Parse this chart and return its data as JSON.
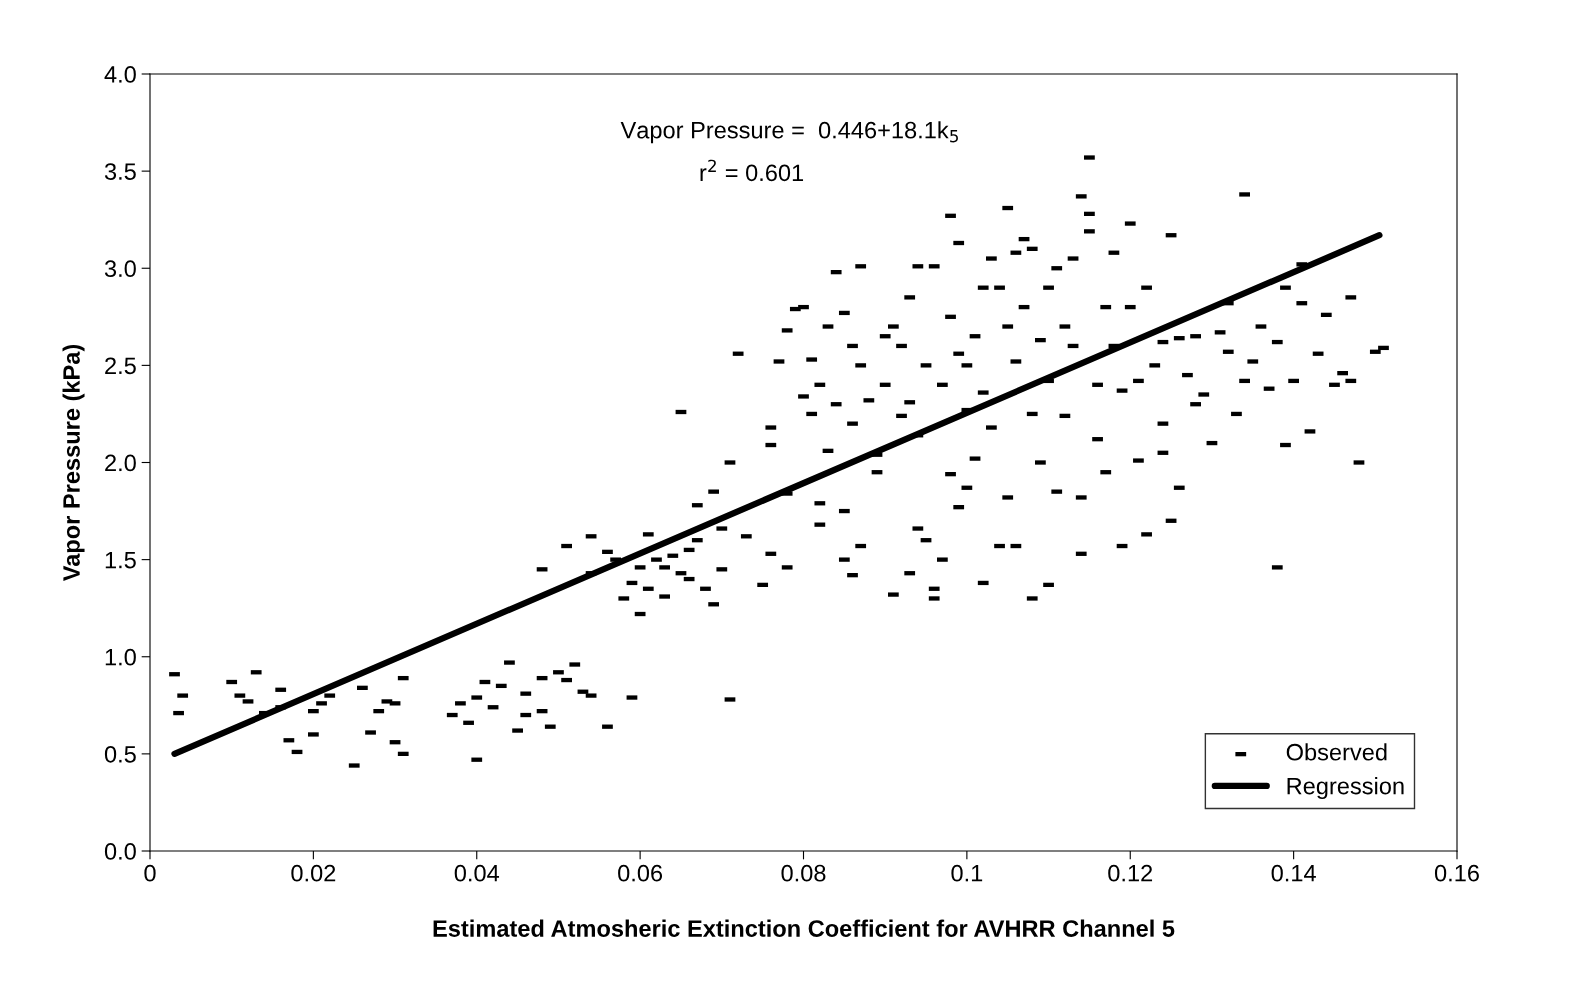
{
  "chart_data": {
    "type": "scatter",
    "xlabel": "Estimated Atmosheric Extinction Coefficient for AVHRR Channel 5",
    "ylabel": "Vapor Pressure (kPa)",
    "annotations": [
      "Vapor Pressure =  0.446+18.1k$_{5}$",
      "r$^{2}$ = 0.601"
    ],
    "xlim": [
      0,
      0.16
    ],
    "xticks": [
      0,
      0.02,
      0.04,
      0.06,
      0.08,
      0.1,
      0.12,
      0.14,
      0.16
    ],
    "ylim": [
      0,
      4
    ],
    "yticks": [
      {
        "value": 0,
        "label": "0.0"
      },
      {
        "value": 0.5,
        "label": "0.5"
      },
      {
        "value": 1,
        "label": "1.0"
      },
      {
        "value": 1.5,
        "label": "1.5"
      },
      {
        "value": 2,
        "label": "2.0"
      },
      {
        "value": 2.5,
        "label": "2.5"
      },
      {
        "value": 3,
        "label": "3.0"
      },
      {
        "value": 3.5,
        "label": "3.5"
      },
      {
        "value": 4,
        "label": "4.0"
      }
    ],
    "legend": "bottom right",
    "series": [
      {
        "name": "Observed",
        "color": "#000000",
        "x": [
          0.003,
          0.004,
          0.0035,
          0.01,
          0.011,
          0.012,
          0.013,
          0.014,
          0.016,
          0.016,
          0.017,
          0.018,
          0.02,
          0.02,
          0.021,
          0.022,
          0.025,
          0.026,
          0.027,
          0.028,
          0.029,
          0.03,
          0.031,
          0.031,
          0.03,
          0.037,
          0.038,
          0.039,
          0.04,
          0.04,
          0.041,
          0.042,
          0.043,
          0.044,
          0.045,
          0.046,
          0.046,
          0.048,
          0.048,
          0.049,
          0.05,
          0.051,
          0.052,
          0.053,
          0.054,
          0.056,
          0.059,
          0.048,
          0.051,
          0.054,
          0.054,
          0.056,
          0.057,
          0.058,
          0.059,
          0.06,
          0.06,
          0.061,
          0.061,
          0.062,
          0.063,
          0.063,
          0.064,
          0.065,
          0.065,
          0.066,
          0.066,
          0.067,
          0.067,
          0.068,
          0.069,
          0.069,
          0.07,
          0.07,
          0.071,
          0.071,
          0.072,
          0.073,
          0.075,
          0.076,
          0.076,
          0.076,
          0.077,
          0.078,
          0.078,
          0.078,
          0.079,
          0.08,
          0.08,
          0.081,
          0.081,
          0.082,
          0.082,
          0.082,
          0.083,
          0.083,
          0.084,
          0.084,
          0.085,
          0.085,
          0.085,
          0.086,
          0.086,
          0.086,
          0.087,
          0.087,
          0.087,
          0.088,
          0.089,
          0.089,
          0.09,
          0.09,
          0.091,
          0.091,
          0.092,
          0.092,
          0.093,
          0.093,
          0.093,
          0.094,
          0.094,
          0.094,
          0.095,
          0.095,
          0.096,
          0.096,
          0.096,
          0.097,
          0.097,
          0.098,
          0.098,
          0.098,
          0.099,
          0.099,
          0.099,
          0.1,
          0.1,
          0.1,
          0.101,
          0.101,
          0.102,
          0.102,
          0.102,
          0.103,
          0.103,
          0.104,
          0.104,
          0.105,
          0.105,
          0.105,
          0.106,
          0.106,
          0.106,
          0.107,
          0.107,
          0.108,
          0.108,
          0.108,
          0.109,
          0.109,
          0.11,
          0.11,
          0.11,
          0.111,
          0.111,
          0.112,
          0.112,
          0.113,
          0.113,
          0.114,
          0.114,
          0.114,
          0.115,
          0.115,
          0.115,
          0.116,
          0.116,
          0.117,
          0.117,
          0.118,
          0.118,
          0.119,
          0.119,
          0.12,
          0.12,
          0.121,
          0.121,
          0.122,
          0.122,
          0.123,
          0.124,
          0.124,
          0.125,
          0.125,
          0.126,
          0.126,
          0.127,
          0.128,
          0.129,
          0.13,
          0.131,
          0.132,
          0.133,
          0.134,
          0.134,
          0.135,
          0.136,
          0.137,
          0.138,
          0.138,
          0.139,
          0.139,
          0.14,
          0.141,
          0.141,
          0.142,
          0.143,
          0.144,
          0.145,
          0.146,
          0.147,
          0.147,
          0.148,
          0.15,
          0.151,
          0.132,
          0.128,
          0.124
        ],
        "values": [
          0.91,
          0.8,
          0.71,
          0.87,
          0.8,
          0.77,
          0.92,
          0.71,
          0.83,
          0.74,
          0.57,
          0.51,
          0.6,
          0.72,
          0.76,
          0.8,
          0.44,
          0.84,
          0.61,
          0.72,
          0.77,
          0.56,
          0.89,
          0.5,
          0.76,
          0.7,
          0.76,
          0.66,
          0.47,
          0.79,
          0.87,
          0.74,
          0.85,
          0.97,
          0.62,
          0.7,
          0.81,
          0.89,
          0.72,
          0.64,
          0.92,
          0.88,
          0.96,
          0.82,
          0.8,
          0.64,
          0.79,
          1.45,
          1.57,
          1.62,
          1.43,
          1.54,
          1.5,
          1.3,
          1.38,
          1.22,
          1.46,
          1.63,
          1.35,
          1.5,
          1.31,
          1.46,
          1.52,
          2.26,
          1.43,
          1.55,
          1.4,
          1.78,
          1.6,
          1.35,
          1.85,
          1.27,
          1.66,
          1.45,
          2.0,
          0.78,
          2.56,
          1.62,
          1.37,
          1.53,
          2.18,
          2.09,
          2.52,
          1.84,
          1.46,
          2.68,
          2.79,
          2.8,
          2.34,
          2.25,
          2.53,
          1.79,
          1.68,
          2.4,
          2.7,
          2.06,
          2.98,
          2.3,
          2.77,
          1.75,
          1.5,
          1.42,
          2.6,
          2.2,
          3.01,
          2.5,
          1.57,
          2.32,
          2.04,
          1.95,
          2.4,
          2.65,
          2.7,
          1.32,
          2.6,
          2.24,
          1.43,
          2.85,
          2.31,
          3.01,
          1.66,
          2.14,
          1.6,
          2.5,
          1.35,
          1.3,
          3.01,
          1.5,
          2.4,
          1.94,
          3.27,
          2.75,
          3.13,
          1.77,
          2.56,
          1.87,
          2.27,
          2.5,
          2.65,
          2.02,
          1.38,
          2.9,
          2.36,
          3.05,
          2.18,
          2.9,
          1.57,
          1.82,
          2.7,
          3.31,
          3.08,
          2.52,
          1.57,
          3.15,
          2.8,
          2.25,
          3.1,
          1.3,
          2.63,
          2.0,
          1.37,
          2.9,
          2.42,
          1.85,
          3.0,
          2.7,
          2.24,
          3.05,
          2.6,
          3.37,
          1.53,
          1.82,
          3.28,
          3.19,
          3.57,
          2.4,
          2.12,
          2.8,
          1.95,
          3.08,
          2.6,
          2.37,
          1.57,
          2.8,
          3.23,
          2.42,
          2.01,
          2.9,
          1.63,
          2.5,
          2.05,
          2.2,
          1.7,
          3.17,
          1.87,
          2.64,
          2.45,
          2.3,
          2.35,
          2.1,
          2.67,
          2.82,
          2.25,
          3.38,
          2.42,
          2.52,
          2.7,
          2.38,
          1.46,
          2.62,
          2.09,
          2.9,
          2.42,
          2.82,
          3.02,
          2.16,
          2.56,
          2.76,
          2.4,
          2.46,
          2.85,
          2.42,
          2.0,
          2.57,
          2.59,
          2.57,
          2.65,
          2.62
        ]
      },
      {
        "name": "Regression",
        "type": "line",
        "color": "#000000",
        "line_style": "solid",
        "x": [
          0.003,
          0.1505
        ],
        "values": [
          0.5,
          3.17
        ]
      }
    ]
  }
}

———

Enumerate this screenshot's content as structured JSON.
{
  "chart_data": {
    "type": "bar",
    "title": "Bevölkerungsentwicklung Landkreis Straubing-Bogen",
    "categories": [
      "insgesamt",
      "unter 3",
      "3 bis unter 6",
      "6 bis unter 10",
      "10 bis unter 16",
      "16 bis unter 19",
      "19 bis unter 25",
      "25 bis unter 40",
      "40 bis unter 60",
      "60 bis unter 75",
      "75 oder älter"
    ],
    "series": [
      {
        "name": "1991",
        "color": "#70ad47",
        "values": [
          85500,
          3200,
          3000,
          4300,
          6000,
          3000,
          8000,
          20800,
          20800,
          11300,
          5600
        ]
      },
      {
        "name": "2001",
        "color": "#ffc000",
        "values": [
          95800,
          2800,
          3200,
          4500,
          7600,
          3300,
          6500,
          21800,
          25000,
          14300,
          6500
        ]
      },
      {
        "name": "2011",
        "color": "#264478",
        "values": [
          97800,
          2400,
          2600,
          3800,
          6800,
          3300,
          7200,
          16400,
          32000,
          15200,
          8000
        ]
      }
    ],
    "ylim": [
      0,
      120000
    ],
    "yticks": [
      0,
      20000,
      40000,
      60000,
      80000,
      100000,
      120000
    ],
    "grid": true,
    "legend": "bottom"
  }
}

———

▶ _BRIEF_
Check each line of the entries for the string "Vapor". Copy the lines that have it.

▶ _EXERCISE RESULT_
    "ylabel": "Vapor Pressure (kPa)",
      "Vapor Pressure =  0.446+18.1k$_{5}$",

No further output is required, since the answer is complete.